# [Directions]
Extract each line holding the word "photophysical" from the entries.

— begin Input for this task —

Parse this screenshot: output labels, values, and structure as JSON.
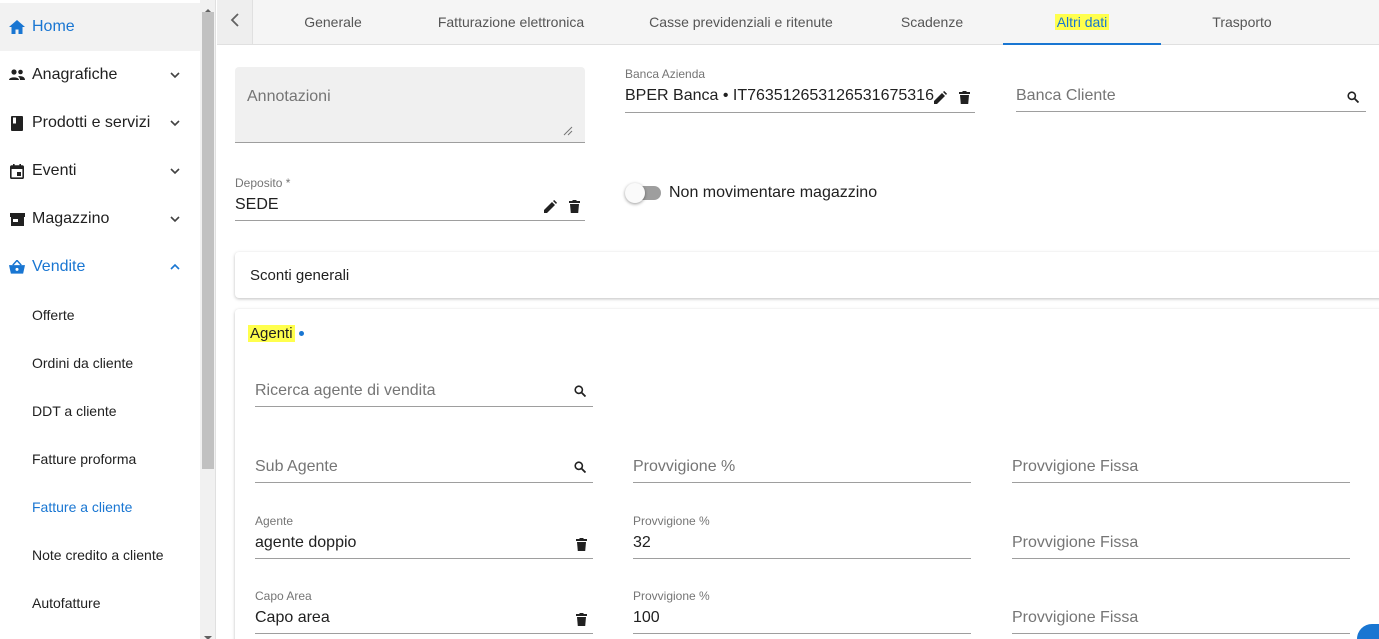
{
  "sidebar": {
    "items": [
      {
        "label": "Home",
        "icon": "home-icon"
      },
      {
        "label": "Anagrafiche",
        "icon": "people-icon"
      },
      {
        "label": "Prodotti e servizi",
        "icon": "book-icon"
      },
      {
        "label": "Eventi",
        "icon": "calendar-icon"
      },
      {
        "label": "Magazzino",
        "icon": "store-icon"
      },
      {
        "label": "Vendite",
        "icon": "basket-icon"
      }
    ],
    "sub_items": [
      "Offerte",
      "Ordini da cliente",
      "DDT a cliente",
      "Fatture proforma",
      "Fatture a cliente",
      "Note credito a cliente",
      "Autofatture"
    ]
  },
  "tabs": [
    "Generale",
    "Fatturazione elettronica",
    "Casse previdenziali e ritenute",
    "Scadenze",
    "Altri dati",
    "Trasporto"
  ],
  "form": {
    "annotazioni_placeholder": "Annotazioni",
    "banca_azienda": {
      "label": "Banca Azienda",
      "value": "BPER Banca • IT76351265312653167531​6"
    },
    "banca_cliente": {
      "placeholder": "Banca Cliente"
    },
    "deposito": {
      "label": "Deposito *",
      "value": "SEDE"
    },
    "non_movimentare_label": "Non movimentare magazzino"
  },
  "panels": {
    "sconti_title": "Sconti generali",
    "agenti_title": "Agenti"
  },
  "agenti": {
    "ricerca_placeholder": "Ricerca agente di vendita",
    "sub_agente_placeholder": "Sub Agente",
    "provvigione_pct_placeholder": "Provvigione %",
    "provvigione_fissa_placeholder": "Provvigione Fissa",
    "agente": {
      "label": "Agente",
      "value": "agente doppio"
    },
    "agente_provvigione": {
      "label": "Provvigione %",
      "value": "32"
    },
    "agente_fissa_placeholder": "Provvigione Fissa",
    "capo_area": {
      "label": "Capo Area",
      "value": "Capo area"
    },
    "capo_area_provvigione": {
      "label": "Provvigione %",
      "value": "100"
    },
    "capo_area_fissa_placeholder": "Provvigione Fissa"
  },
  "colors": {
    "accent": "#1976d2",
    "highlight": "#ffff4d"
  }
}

— end Input for this task —
— begin Input for this task —

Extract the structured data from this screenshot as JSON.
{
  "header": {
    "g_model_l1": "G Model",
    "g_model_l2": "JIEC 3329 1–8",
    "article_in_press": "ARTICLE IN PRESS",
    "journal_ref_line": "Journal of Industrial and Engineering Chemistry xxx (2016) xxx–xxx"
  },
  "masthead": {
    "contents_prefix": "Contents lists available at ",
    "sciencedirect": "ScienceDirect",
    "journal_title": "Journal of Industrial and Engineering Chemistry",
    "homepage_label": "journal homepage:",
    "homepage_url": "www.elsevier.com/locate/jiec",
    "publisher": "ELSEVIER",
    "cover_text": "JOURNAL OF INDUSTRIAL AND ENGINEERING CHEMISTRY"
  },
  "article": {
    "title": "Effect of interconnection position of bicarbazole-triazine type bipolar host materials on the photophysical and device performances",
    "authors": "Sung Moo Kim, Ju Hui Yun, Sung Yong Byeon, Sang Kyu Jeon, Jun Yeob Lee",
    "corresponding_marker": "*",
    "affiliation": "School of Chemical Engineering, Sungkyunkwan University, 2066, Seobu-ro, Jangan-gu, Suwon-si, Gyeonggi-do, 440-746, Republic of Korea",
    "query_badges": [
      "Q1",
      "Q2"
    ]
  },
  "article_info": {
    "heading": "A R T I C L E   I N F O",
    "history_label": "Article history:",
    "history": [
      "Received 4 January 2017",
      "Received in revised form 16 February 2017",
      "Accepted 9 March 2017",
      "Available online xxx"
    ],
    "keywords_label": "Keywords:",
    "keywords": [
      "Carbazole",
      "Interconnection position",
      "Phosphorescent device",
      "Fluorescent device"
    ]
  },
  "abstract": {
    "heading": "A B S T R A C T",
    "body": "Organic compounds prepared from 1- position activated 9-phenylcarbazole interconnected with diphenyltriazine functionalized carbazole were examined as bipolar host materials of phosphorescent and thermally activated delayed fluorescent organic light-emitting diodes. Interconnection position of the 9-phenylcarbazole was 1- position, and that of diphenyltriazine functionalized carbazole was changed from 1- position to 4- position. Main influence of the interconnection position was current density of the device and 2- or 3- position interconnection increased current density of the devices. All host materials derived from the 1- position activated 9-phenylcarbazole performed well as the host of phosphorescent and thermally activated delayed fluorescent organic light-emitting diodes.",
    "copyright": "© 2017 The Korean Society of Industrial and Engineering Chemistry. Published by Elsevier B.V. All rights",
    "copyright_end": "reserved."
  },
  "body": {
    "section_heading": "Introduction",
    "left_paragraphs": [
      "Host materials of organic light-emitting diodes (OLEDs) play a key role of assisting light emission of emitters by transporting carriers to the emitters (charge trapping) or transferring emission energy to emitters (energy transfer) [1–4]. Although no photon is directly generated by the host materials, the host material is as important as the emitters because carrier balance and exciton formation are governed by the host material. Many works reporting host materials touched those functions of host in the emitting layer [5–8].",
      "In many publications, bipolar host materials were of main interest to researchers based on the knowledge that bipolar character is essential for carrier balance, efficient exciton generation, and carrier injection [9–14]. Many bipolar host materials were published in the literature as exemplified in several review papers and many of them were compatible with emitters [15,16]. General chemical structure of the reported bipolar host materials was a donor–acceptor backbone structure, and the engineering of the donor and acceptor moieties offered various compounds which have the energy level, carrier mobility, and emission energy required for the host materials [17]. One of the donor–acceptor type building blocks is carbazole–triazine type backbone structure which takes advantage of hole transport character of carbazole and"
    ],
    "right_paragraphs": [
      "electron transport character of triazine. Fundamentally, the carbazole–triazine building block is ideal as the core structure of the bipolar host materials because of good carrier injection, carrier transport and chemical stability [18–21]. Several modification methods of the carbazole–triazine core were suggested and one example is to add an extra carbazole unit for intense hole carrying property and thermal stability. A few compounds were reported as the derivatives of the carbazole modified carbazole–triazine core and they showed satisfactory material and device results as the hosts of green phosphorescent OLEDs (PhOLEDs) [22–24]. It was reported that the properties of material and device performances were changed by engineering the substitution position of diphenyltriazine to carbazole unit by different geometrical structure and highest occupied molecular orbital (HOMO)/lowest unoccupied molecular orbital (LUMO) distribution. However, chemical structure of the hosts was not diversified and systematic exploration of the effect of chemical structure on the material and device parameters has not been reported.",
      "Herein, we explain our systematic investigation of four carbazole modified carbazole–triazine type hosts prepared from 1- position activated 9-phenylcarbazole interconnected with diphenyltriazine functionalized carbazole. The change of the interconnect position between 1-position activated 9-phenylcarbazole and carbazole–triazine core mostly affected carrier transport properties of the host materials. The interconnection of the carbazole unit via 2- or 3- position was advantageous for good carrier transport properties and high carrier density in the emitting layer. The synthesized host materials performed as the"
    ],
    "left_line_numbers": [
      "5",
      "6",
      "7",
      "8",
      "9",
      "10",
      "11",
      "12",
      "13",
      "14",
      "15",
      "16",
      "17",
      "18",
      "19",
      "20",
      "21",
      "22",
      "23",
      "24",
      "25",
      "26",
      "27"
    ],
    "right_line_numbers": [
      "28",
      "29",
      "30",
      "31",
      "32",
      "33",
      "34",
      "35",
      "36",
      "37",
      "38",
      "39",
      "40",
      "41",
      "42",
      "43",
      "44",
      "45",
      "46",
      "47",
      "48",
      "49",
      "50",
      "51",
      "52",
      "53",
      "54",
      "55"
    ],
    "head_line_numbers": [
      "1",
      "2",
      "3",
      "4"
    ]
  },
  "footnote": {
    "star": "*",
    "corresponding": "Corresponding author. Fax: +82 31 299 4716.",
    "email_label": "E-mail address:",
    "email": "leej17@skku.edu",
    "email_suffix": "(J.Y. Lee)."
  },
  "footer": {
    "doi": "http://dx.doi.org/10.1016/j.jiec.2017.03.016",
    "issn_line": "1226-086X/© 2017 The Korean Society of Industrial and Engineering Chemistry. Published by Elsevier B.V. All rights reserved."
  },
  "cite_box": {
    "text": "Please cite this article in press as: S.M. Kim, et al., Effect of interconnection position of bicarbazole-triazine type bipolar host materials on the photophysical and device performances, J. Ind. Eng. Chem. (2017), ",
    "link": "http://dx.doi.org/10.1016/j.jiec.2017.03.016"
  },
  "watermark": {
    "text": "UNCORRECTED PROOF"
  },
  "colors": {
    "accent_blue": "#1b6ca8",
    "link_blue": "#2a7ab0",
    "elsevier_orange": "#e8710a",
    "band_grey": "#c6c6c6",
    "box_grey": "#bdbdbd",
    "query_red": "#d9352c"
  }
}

— end Input for this task —

# [Exercise result]
    "title": "Effect of interconnection position of bicarbazole-triazine type bipolar host materials on the photophysical and device performances",
    "text": "Please cite this article in press as: S.M. Kim, et al., Effect of interconnection position of bicarbazole-triazine type bipolar host materials on the photophysical and device performances, J. Ind. Eng. Chem. (2017), ",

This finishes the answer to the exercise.